Write out each entry again. Keep every word exactly as it is.

*** Extracted material ***

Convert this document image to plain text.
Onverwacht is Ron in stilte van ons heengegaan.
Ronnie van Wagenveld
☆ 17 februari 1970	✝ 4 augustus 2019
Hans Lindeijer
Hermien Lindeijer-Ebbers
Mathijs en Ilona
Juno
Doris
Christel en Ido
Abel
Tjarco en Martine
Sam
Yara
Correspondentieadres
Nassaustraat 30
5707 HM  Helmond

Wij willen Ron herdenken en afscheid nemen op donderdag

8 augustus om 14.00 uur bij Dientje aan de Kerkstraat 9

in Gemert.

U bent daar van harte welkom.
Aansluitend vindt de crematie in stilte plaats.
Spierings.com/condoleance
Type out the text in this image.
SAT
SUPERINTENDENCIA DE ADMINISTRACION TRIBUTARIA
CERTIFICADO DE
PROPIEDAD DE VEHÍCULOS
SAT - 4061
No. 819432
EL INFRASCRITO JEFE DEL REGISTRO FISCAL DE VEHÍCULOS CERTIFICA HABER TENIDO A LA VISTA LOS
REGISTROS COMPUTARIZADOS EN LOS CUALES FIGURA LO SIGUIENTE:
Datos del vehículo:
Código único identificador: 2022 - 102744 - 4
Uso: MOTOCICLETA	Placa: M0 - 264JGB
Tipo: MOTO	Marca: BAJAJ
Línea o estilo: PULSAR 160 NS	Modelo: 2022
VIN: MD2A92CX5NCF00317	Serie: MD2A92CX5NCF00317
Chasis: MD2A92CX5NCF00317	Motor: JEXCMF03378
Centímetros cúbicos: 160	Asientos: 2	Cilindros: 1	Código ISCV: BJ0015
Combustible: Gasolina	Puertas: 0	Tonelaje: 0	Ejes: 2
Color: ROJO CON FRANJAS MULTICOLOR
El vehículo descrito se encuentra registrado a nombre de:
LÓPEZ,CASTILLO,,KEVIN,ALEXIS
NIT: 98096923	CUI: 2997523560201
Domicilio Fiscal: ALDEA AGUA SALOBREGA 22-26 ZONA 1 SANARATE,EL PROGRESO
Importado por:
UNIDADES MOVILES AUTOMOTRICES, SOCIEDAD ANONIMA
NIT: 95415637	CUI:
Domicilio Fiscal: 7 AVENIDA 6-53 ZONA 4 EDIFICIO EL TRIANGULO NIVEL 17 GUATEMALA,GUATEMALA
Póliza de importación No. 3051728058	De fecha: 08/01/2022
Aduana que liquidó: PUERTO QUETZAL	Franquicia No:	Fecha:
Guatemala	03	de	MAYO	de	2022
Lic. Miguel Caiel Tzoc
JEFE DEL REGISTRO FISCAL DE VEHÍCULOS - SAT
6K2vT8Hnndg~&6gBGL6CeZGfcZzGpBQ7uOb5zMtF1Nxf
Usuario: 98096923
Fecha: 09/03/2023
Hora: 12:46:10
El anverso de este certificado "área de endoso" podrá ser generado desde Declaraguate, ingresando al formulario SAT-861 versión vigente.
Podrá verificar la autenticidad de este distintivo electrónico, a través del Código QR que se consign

***

### Correct output
Convert this document image to plain text.
Onverwacht is Ron in stilte van ons heengegaan.
Ronnie van Wagenveld
☆ 17 februari 1970	✝ 4 augustus 2019
Hans Lindeijer
Hermien Lindeijer-Ebbers
Mathijs en Ilona
Juno
Doris
Christel en Ido
Abel
Tjarco en Martine
Sam
Yara
Correspondentieadres
Nassaustraat 30
5707 HM  Helmond

Wij willen Ron herdenken en afscheid nemen op donderdag

8 augustus om 14.00 uur bij Dientje aan de Kerkstraat 9

in Gemert.

U bent daar van harte welkom.
Aansluitend vindt de crematie in stilte plaats.
Spierings.com/condoleance
Type out the text in this image.
SAT
SUPERINTENDENCIA DE ADMINISTRACION TRIBUTARIA
CERTIFICADO DE
PROPIEDAD DE VEHÍCULOS
SAT - 4061
No. 819432
EL INFRASCRITO JEFE DEL REGISTRO FISCAL DE VEHÍCULOS CERTIFICA HABER TENIDO A LA VISTA LOS
REGISTROS COMPUTARIZADOS EN LOS CUALES FIGURA LO SIGUIENTE:
Datos del vehículo:
Código único identificador: 2022 - 102744 - 4
Uso: MOTOCICLETA	Placa: M0 - 264JGB
Tipo: MOTO	Marca: BAJAJ
Línea o estilo: PULSAR 160 NS	Modelo: 2022
VIN: MD2A92CX5NCF00317	Serie: MD2A92CX5NCF00317
Chasis: MD2A92CX5NCF00317	Motor: JEXCMF03378
Centímetros cúbicos: 160	Asientos: 2	Cilindros: 1	Código ISCV: BJ0015
Combustible: Gasolina	Puertas: 0	Tonelaje: 0	Ejes: 2
Color: ROJO CON FRANJAS MULTICOLOR
El vehículo descrito se encuentra registrado a nombre de:
LÓPEZ,CASTILLO,,KEVIN,ALEXIS
NIT: 98096923	CUI: 2997523560201
Domicilio Fiscal: ALDEA AGUA SALOBREGA 22-26 ZONA 1 SANARATE,EL PROGRESO
Importado por:
UNIDADES MOVILES AUTOMOTRICES, SOCIEDAD ANONIMA
NIT: 95415637	CUI:
Domicilio Fiscal: 7 AVENIDA 6-53 ZONA 4 EDIFICIO EL TRIANGULO NIVEL 17 GUATEMALA,GUATEMALA
Póliza de importación No. 3051728058	De fecha: 08/01/2022
Aduana que liquidó: PUERTO QUETZAL	Franquicia No:	Fecha:
Guatemala	03	de	MAYO	de	2022
Lic. Miguel Caiel Tzoc
JEFE DEL REGISTRO FISCAL DE VEHÍCULOS - SAT
6K2vT8Hnndg~&6gBGL6CeZGfcZzGpBQ7uOb5zMtF1Nxf
Usuario: 98096923
Fecha: 09/03/2023
Hora: 12:46:10
El anverso de este certificado "área de endoso" podrá ser generado desde Declaraguate, ingresando al formulario SAT-861 versión vigente.
Podrá verificar la autenticidad de este distintivo electrónico, a través del Código QR que se consign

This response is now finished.